Reading passage:
+ + + +
Production of the movie that Alec Baldwin was making when he shot and killed a cinematographer last week has been officially halted, but producers of the Western described the move as “a pause rather than an end.”
In an email to crew members, the movie’s production team confirmed that work on “Rust” has been suspended at least until the investigation is complete. The team said it is working with law enforcement and is conducting its own internal safety review. The production company is also offering grief counseling.
The sheriff’s investigation continued Monday. The team said that it could not respond to comments made in news reports or on social media. The email suggested that production could resume at some point.
“Although our hearts are broken, and it is hard to see beyond the horizon, this is, at the moment, a pause rather than an end,” the email read.
Moments before the shooting, Baldwin was explaining how he was going to draw the revolver from his holster and where his arm would be positioned, court records show.
The actor had been told that the gun was safe to use for the rehearsal of a scene in which he was supposed to pull out the weapon while sitting in a church pew and point it at the camera, the records said.
Cameraman Reid Russell told a detective that he was unsure whether the weapon was checked before it was handed to Baldwin, and he did not know why the gun was fired.
The camera was not rolling when the gun went off and killed cinematographer Halyna Hutchins, Russell told authorities, according a search warrant affidavit released Sunday.
Authorities said Friday that the assistant director, Dave Halls, had handed the weapon to Baldwin and announced “cold gun,” indicating it was safe.
When asked about how Baldwin treated firearms on the set, Russell said the actor was safe, citing a previous instance when Baldwin made sure a child actor was not near him when a gun was being discharged.
Statements by director
The affidavit released Sunday also included statements by director Joel Souza, who was standing behind Hutchins and was wounded.
It detailed the moments before the shooting and showed that there was turmoil on the set the day of the shooting. Several members of the camera crew walked off the production in a dispute over payment and lodging, Russell said, and he was left with a lot of work to do. Only one camera was available to shoot, and it had to be moved because the light had shifted and there was a shadow.
Souza said he was focused on how the scene would appear on camera. He said he recalled hearing the phrase “cold gun” before the shooting, the affidavit said.
He said the scene did not call for the use of live rounds. After a lunch break, Souza said he was not sure if the firearm had been checked again. Souza was looking over Hutchins’ shoulder when he heard the gunshot, according to the affidavit.
On Sunday, a crew member who worked with Halls on another project said she had raised safety concerns about him in 2019.
Maggie Goll, a prop maker and licensed pyrotechnician, said in a statement that she filed an internal complaint with the executive producers of Hulu’s “Into the Dark” series in 2019 over concerns about Halls’ behavior on set. Goll said in a phone interview Sunday that Halls disregarded safety protocols for weapons and pyrotechnics and tried to continue filming after the supervising pyrotechnician lost consciousness on set.
Halls has not returned phone calls and email messages seeking comment.
The fatal shooting and previous experiences point to larger safety issues that need to be addressed, Goll said, adding that crew member safety and well-being were top issues in recent contract negotiations between a union that represents film and TV workers and a major producers’ group.
+ + + +
Records contained in a dataset:
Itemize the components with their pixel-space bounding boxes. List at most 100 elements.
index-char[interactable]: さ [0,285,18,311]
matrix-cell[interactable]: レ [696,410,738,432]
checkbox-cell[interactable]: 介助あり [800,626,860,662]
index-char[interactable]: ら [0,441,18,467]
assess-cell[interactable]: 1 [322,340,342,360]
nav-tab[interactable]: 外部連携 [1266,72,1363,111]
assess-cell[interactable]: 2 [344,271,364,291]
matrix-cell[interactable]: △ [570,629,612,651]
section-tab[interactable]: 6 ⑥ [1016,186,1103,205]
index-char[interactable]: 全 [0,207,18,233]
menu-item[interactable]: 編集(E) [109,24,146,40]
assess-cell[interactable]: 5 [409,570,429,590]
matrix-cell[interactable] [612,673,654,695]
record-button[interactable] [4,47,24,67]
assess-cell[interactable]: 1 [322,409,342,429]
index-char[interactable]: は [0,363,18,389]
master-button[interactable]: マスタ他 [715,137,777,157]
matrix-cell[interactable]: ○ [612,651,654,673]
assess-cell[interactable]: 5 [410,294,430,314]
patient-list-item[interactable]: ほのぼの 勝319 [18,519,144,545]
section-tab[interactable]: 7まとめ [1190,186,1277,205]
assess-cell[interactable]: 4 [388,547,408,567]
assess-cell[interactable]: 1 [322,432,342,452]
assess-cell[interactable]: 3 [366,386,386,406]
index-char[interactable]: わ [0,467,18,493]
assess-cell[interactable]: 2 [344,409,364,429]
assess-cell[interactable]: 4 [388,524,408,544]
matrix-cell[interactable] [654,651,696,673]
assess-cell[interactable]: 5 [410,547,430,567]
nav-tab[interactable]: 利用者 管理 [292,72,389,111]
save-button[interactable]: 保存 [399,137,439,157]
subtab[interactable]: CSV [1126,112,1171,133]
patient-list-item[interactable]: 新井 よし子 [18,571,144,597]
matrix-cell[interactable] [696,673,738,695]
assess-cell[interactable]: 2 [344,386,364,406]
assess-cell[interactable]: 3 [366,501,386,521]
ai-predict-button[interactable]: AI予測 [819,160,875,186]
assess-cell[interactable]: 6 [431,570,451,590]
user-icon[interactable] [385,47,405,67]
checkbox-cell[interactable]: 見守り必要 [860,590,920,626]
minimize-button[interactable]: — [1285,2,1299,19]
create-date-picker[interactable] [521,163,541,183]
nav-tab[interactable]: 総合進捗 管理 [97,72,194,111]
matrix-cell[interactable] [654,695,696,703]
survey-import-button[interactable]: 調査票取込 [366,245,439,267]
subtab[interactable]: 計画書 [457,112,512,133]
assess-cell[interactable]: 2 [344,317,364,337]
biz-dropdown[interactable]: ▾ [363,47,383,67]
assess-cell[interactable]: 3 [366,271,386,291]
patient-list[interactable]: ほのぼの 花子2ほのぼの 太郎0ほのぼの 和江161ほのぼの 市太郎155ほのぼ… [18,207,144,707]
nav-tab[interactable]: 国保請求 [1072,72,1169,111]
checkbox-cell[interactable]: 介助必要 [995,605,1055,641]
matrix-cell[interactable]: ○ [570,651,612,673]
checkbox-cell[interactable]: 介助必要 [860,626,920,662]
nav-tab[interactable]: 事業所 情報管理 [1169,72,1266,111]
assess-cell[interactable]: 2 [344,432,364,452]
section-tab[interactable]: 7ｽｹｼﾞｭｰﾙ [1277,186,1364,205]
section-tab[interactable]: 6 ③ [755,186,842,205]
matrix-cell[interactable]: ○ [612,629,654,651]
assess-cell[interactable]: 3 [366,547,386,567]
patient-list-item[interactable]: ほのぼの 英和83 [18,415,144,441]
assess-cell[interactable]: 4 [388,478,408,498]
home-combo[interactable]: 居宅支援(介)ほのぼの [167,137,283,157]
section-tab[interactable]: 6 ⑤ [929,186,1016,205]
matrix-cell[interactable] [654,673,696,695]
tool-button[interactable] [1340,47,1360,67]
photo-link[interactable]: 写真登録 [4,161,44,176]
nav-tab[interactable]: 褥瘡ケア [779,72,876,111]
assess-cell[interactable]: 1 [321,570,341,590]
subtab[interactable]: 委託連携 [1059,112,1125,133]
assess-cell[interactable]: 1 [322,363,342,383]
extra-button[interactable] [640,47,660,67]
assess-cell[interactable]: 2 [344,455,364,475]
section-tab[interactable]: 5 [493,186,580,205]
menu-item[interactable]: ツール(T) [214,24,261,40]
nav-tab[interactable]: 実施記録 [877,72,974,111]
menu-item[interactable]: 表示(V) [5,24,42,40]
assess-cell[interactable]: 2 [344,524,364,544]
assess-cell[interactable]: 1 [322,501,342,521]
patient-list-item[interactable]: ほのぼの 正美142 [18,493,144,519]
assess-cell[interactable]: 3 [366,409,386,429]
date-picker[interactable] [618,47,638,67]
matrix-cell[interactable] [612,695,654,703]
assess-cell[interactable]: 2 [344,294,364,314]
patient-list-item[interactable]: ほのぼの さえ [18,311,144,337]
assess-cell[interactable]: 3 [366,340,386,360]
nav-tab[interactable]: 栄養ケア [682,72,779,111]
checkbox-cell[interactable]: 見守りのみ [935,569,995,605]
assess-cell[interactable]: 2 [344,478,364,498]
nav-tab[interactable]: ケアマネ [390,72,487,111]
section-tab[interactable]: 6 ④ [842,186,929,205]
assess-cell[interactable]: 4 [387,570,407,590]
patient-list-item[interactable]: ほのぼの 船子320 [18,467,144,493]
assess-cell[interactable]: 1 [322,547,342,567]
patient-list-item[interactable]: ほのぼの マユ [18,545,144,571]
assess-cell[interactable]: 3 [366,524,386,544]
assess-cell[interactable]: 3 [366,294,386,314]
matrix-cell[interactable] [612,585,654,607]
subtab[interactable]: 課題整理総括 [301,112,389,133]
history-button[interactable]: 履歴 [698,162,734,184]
+ + + +
Activities:
[1] In the article about the "Rust" shooting, what phrase did the assistant director announce when he handed the weapon to Baldwin?
[2] Translate this sentence from the article about the "Rust" shooting into Spanish: "Halls has not returned phone calls and email messages seeking comment."

Task answers:
[1] "Cold gun."

[2] Halls no ha respondido a las llamadas telefónicas ni a los mensajes de correo electrónico en los que se le pedían declaraciones.